## [AIM]
An exact copy of all the data is required, with pictures left out.

** Start of SOURCE MATERIAL **

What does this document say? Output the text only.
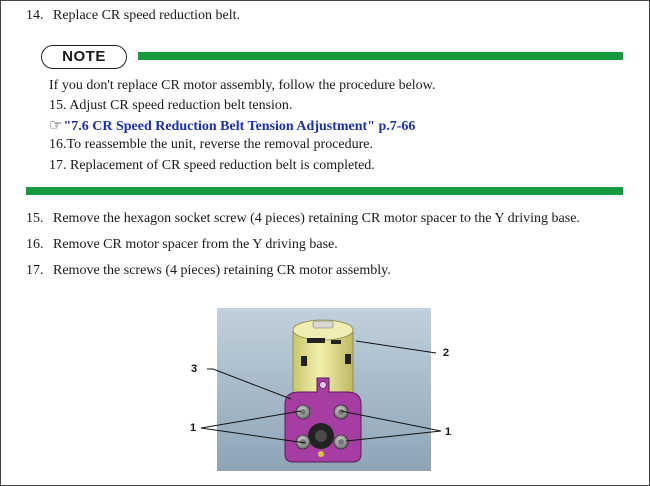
14. Replace CR speed reduction belt.
NOTE
If you don't replace CR motor assembly, follow the procedure below.
15. Adjust CR speed reduction belt tension.
☞"7.6 CR Speed Reduction Belt Tension Adjustment" p.7-66
16.To reassemble the unit, reverse the removal procedure.
17. Replacement of CR speed reduction belt is completed.
15. Remove the hexagon socket screw (4 pieces) retaining CR motor spacer to the Y driving base.
16. Remove CR motor spacer from the Y driving base.
17. Remove the screws (4 pieces) retaining CR motor assembly.
3
1
2
1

** End of SOURCE MATERIAL **

## [TASK RESULT]
What does this document say? Output the text only.
14. Replace CR speed reduction belt.
NOTE
If you don't replace CR motor assembly, follow the procedure below.
15. Adjust CR speed reduction belt tension.
☞"7.6 CR Speed Reduction Belt Tension Adjustment" p.7-66
16.To reassemble the unit, reverse the removal procedure.
17. Replacement of CR speed reduction belt is completed.
15. Remove the hexagon socket screw (4 pieces) retaining CR motor spacer to the Y driving base.
16. Remove CR motor spacer from the Y driving base.
17. Remove the screws (4 pieces) retaining CR motor assembly.
3
1
2
1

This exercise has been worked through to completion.